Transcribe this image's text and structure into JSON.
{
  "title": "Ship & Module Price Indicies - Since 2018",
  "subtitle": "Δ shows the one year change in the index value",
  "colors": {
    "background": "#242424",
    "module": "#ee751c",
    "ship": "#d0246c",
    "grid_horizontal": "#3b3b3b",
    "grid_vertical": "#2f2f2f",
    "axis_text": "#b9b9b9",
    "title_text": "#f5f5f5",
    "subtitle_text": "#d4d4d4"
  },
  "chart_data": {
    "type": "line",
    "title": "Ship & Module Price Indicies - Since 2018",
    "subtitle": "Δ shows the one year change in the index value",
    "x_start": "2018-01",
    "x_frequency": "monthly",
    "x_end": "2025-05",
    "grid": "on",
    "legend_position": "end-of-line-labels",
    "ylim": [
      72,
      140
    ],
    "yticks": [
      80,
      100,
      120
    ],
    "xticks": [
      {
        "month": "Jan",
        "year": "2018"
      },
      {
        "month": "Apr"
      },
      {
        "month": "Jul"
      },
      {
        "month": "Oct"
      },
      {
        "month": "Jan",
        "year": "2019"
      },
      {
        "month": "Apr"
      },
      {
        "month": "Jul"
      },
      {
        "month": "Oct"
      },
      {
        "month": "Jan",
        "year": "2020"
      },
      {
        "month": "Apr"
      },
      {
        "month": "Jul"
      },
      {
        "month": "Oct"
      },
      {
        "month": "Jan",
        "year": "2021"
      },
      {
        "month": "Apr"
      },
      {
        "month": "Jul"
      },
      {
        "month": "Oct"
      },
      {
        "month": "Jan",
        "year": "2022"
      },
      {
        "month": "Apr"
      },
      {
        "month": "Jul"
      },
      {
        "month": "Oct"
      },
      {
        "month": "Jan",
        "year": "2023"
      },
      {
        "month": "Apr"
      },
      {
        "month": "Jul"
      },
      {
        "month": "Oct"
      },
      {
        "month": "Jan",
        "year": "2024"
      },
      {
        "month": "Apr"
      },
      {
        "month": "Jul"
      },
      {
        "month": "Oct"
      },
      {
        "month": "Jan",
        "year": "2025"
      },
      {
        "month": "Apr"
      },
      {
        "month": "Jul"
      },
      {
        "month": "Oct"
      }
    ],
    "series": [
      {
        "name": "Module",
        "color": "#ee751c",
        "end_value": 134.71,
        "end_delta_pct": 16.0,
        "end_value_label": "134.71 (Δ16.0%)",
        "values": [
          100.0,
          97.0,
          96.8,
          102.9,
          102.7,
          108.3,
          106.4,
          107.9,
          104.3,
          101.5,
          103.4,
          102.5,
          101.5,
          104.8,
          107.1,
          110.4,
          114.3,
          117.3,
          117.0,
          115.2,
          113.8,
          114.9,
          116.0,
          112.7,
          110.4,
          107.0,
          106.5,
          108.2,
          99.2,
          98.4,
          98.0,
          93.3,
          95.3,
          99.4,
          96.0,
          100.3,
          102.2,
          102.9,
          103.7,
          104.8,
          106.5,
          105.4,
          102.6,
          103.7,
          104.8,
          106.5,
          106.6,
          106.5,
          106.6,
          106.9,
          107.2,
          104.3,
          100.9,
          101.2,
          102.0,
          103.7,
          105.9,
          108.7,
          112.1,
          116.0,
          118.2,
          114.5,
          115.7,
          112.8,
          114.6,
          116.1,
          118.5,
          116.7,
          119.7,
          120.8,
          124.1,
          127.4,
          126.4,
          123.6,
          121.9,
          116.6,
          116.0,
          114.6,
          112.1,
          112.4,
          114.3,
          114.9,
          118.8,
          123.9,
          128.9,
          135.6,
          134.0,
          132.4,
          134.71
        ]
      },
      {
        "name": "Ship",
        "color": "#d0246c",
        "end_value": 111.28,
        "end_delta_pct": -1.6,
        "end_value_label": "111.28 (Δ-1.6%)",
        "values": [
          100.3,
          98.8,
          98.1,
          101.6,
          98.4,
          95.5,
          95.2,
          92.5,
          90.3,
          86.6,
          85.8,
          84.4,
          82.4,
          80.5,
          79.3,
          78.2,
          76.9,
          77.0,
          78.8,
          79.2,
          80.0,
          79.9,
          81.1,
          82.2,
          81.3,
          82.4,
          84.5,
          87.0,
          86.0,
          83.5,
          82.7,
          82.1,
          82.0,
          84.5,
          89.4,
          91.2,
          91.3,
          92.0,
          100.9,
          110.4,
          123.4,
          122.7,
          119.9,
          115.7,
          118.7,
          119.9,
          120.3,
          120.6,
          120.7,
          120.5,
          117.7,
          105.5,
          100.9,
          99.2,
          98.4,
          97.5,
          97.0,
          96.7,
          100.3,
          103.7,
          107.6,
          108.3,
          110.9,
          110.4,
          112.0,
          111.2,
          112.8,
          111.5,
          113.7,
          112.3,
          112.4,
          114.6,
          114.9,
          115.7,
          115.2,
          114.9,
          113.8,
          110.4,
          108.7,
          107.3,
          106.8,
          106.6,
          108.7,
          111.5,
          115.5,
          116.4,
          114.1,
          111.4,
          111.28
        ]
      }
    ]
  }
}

▶ _Directive_: Find the word "Indicies" in the entries above and gather every line that holds it.

▶ _Answer_:
  "title": "Ship & Module Price Indicies - Since 2018",
    "title": "Ship & Module Price Indicies - Since 2018",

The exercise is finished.